--- start Supplied material ---

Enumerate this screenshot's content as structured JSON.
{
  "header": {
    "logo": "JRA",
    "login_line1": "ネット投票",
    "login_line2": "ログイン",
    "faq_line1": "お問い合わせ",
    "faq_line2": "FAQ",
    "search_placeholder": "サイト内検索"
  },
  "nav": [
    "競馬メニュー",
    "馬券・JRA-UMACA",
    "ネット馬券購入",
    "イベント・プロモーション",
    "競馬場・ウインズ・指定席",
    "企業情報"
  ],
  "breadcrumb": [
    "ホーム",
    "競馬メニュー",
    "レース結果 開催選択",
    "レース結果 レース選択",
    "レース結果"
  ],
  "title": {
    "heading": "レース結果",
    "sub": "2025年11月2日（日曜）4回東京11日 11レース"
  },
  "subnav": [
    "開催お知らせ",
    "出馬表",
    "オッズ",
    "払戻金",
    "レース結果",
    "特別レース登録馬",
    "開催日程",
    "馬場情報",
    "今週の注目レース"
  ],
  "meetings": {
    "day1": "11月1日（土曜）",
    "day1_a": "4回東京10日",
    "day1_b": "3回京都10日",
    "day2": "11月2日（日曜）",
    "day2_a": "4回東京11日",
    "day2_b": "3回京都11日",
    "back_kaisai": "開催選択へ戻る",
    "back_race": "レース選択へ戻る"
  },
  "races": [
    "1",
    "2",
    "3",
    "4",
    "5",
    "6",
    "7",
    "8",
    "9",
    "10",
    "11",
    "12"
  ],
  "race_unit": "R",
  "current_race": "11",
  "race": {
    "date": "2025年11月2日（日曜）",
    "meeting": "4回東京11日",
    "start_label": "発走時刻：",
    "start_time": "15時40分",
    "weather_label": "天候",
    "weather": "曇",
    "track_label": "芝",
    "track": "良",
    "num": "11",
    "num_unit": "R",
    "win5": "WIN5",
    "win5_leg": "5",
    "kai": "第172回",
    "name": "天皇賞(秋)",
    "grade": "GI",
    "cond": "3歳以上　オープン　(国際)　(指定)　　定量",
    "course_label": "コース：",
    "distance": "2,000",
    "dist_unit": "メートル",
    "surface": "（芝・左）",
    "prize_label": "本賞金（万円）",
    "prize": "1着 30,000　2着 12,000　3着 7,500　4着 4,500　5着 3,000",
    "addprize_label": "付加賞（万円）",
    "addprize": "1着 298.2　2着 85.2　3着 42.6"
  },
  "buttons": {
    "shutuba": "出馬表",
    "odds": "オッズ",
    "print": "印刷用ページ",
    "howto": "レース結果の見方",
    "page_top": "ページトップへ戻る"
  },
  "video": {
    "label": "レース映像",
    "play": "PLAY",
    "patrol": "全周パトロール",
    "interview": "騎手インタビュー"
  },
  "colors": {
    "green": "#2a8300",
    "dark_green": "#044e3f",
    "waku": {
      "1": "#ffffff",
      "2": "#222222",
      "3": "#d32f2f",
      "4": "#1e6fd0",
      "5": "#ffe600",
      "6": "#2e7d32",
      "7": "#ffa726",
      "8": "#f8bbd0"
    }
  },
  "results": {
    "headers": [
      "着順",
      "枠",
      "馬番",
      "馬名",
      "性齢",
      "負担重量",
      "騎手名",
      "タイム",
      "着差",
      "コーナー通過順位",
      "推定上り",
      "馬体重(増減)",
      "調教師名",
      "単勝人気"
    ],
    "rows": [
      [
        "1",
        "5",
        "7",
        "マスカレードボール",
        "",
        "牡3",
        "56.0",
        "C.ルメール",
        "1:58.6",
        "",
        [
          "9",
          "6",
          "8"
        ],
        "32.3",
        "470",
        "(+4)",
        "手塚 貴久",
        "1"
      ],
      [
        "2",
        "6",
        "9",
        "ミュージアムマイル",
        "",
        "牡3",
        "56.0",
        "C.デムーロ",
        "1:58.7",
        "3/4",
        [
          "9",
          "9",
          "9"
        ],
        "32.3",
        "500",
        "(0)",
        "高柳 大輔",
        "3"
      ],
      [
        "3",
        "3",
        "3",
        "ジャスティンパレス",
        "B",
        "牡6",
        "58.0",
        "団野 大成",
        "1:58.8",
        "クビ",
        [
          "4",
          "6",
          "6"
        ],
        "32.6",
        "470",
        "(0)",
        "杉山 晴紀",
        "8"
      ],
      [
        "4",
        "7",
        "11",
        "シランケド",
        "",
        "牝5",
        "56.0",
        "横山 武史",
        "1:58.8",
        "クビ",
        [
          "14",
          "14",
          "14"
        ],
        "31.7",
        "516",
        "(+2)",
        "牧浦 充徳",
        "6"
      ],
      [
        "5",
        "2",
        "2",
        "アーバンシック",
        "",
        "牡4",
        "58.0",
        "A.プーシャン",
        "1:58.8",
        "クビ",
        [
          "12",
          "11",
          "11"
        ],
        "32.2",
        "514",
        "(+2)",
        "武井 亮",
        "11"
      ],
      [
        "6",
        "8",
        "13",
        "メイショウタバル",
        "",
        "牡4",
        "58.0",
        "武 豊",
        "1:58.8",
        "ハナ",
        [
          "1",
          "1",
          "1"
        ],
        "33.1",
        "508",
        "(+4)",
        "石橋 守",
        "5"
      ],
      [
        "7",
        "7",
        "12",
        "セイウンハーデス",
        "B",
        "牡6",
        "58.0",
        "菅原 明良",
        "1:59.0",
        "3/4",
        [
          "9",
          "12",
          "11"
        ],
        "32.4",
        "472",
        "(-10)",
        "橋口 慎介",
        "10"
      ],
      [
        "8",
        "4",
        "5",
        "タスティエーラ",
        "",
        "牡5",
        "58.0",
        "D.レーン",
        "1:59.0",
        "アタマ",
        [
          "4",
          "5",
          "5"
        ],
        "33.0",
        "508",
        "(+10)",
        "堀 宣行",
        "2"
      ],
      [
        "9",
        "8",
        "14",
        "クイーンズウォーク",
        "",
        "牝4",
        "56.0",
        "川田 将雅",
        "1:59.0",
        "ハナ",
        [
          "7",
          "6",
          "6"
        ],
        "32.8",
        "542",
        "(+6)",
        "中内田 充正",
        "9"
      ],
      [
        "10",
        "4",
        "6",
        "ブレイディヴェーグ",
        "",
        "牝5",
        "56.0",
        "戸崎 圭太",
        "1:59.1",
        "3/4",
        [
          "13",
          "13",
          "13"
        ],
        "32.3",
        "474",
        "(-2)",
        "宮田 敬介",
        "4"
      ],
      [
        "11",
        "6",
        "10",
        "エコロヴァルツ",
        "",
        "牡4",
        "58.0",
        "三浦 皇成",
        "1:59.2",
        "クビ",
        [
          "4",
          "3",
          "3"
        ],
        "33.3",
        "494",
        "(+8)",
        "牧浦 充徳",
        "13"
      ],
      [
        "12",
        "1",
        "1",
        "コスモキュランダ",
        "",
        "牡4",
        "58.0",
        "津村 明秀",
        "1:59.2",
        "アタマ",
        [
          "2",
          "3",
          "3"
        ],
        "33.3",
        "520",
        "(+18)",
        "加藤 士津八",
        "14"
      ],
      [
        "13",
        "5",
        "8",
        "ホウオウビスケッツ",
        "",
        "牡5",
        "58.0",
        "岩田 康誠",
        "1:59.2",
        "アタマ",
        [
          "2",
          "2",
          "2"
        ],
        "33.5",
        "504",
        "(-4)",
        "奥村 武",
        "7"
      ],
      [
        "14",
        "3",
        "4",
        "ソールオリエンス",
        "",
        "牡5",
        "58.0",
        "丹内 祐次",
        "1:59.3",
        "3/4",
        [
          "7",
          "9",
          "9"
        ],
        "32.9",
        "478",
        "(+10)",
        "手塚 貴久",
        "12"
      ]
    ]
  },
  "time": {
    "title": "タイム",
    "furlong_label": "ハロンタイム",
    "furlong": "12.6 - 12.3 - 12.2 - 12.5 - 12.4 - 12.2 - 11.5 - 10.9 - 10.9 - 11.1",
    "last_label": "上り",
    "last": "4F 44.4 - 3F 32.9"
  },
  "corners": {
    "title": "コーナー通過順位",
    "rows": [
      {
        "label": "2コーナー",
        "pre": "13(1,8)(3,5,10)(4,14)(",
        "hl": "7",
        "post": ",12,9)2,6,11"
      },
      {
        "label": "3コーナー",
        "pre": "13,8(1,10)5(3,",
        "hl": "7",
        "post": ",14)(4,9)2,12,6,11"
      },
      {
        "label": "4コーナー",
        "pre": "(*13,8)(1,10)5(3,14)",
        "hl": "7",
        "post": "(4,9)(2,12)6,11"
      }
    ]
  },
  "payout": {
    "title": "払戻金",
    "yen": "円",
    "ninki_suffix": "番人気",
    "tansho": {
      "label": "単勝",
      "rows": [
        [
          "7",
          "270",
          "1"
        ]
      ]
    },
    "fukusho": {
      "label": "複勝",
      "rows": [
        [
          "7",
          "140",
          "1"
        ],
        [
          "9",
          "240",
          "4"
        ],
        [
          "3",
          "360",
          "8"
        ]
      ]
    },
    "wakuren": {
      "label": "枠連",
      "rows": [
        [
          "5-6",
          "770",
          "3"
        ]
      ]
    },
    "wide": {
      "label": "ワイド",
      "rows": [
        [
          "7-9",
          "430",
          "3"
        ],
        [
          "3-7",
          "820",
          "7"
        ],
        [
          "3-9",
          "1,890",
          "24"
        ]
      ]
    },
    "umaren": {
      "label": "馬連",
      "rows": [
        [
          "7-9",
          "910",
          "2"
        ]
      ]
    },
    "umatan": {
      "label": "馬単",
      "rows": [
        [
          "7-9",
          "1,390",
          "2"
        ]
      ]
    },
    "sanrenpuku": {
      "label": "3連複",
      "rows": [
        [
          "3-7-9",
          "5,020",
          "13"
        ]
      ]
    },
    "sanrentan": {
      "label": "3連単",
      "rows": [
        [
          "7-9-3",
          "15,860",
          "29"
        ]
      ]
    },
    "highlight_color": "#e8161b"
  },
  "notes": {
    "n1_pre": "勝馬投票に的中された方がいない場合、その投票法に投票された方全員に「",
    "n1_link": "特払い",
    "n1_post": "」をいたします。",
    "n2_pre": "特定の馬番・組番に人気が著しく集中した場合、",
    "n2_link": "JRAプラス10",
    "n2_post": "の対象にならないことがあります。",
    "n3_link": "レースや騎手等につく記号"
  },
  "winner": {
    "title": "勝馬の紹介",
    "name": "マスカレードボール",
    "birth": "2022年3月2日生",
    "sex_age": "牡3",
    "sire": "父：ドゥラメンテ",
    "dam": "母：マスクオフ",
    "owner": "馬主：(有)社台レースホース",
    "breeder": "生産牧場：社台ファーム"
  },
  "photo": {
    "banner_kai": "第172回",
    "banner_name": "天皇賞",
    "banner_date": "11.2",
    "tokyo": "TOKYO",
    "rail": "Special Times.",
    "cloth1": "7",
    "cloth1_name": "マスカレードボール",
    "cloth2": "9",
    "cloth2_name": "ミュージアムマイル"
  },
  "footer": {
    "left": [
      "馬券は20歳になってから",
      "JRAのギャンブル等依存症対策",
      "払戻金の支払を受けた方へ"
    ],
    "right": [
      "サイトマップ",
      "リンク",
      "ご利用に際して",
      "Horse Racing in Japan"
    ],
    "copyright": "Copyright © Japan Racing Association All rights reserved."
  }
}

--- end Supplied material ---

Return each full line of the entries that contains the word "Japan".

◆ Answer to the task ◆
      "Horse Racing in Japan"
    "copyright": "Copyright © Japan Racing Association All rights reserved."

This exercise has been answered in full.